What you will do:
Using the material below, copy every line where "more" appears.

--------------------

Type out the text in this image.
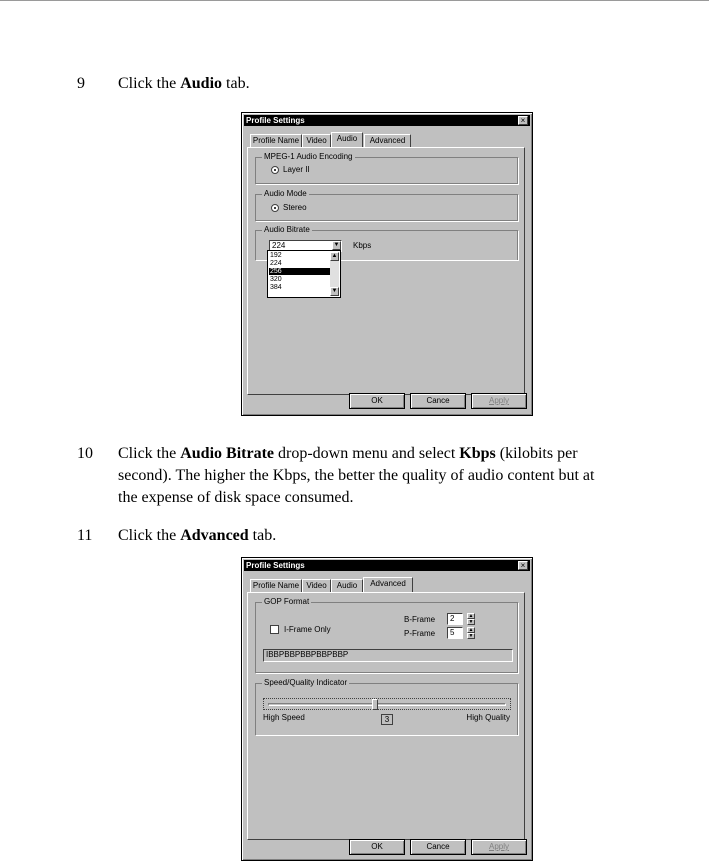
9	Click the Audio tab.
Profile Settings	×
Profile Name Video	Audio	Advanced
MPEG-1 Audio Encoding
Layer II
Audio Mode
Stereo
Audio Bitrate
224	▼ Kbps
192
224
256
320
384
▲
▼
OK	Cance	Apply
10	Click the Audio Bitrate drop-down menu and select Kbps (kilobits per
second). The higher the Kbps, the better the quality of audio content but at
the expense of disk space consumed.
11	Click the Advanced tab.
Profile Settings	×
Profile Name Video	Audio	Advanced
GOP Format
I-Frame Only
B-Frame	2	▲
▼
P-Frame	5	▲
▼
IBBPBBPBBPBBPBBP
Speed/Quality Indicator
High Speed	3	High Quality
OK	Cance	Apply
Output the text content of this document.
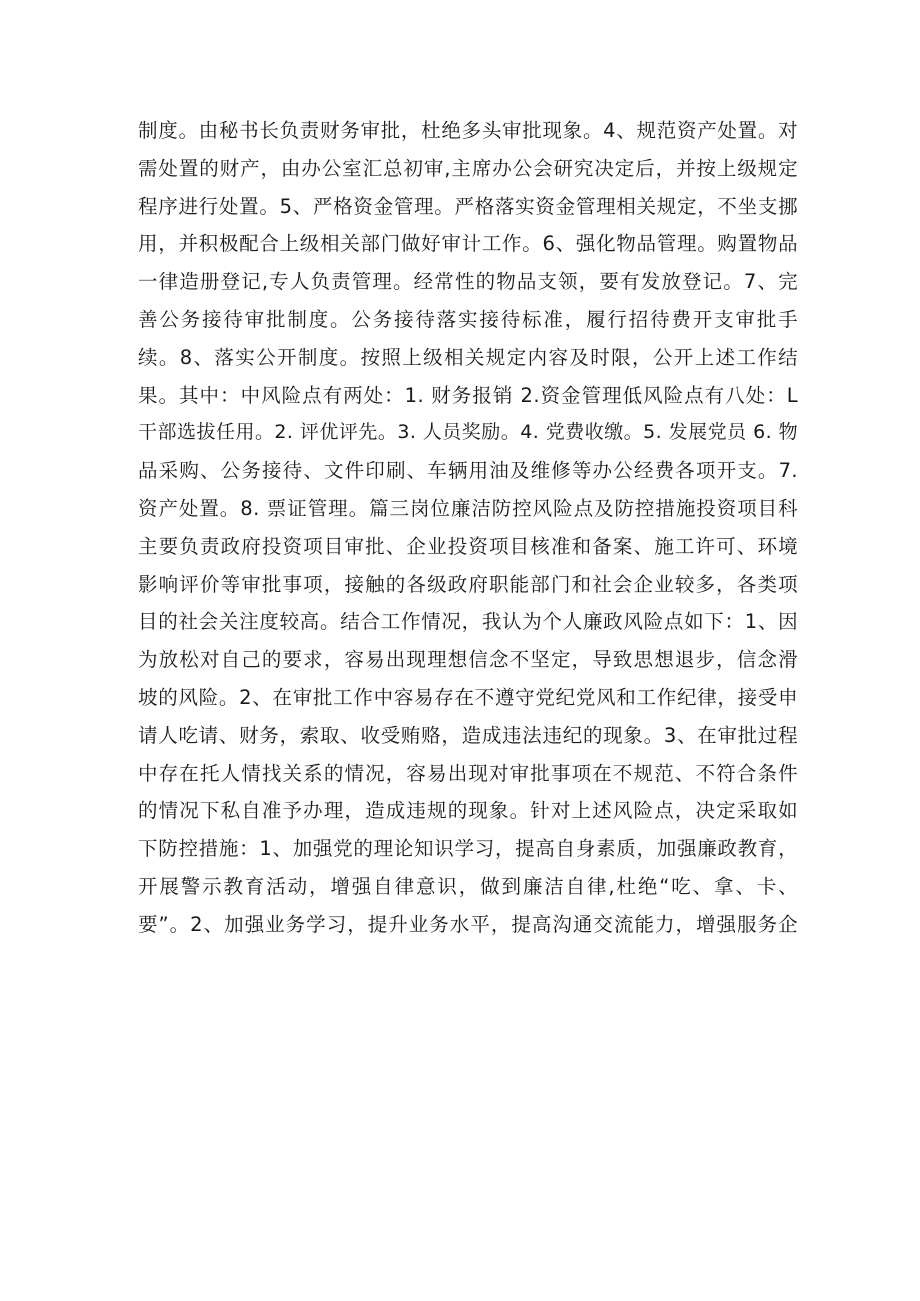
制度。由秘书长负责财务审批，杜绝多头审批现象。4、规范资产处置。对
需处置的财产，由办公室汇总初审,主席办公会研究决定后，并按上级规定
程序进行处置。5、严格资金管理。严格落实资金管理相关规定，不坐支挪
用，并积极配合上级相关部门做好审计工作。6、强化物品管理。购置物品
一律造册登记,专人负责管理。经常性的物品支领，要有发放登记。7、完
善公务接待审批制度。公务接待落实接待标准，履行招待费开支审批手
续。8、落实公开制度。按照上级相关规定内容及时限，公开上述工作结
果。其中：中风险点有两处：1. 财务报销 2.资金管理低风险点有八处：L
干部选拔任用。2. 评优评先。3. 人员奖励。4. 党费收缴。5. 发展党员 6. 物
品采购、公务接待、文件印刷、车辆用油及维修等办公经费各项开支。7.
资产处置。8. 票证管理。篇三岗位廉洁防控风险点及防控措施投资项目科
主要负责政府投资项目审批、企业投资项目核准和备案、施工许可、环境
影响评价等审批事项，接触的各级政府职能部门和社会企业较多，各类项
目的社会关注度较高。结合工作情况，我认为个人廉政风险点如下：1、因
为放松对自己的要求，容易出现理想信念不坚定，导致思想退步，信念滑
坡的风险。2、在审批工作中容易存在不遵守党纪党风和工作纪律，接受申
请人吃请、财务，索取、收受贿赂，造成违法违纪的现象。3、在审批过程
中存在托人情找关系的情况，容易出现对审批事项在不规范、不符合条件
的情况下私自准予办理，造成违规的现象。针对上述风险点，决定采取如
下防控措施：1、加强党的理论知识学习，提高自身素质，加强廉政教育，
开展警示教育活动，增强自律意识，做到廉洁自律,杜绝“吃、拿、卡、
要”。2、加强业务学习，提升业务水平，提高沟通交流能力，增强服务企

--------------------

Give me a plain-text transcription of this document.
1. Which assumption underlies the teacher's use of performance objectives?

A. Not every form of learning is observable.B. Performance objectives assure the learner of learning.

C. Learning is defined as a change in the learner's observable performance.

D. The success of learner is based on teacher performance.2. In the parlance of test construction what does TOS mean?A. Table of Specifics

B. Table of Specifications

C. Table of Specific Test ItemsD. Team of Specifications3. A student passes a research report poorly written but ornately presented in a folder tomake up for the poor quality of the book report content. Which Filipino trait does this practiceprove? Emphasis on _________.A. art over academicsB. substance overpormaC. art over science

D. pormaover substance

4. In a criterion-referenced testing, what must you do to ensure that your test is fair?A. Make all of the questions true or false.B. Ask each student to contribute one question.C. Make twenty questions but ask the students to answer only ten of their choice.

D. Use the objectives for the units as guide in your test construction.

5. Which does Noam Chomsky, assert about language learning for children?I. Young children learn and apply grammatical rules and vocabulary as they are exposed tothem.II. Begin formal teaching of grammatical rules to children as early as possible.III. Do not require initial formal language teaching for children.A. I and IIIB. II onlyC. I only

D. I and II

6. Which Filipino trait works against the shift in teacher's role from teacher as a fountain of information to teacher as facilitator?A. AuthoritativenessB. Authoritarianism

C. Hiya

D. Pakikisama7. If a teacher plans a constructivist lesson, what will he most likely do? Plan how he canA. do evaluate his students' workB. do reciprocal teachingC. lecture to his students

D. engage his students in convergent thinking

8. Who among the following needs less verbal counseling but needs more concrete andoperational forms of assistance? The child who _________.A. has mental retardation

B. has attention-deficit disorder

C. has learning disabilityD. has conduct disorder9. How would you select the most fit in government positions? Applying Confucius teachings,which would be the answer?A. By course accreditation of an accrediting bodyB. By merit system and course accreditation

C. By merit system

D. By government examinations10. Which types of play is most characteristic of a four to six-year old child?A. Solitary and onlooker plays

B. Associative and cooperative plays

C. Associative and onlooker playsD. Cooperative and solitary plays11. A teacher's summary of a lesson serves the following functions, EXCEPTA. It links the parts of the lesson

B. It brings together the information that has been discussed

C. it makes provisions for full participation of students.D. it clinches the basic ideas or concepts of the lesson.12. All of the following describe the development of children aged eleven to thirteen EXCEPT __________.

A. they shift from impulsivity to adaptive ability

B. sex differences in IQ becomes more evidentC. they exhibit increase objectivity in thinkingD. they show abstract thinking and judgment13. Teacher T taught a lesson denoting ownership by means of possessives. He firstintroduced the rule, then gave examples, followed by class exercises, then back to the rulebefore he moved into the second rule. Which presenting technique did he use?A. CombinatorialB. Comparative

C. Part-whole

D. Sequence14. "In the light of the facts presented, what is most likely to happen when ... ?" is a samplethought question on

--------------------

Solution:
8. Who among the following needs less verbal counseling but needs more concrete andoperational forms of assistance? The child who _________.A. has mental retardation
B. sex differences in IQ becomes more evidentC. they exhibit increase objectivity in thinkingD. they show abstract thinking and judgment13. Teacher T taught a lesson denoting ownership by means of possessives. He firstintroduced the rule, then gave examples, followed by class exercises, then back to the rulebefore he moved into the second rule. Which presenting technique did he use?A. CombinatorialB. Comparative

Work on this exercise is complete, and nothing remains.